SHORT EXERCISE:
All of the material below is to be restated word for word, apart from the pictures.

Stored data entries:

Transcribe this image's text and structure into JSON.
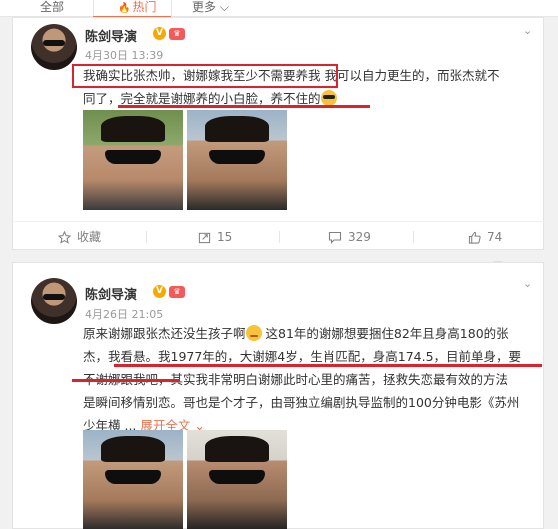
{
  "tabs": {
    "all": "全部",
    "hot": "热门",
    "more": "更多"
  },
  "posts": [
    {
      "author": "陈剑导演",
      "time": "4月30日 13:39",
      "text_lines": [
        [
          "我确实比张杰帅，谢娜嫁我至少不需要养我",
          " 我可以自力更生的，而张杰就不"
        ],
        [
          "同了，",
          "完全就是谢娜养的小白脸，养不住的"
        ]
      ],
      "actions": {
        "favorite": "收藏",
        "repost": "15",
        "comment": "329",
        "like": "74"
      }
    },
    {
      "author": "陈剑导演",
      "time": "4月26日 21:05",
      "text_lines": [
        "原来谢娜跟张杰还没生孩子啊",
        " 这81年的谢娜想要捆住82年且身高180的张",
        "杰，我看悬。我1977年的，大谢娜4岁，生肖匹配，身高174.5，目前单身，要",
        "不谢娜跟我吧，其实我非常明白谢娜此时心里的痛苦，拯救失恋最有效的方法",
        "是瞬间移情别恋。哥也是个才子，由哥独立编剧执导监制的100分钟电影《苏州",
        "少年横 ...",
        "展开全文"
      ]
    }
  ],
  "colors": {
    "accent": "#eb7350",
    "highlight": "#d9232d",
    "verified": "#f7a900"
  }
}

TASK RESPONSE:
Transcribe this image's text and structure into JSON.
{
  "tabs": {
    "all": "全部",
    "hot": "热门",
    "more": "更多"
  },
  "posts": [
    {
      "author": "陈剑导演",
      "time": "4月30日 13:39",
      "text_lines": [
        [
          "我确实比张杰帅，谢娜嫁我至少不需要养我",
          " 我可以自力更生的，而张杰就不"
        ],
        [
          "同了，",
          "完全就是谢娜养的小白脸，养不住的"
        ]
      ],
      "actions": {
        "favorite": "收藏",
        "repost": "15",
        "comment": "329",
        "like": "74"
      }
    },
    {
      "author": "陈剑导演",
      "time": "4月26日 21:05",
      "text_lines": [
        "原来谢娜跟张杰还没生孩子啊",
        " 这81年的谢娜想要捆住82年且身高180的张",
        "杰，我看悬。我1977年的，大谢娜4岁，生肖匹配，身高174.5，目前单身，要",
        "不谢娜跟我吧，其实我非常明白谢娜此时心里的痛苦，拯救失恋最有效的方法",
        "是瞬间移情别恋。哥也是个才子，由哥独立编剧执导监制的100分钟电影《苏州",
        "少年横 ...",
        "展开全文"
      ]
    }
  ],
  "colors": {
    "accent": "#eb7350",
    "highlight": "#d9232d",
    "verified": "#f7a900"
  }
}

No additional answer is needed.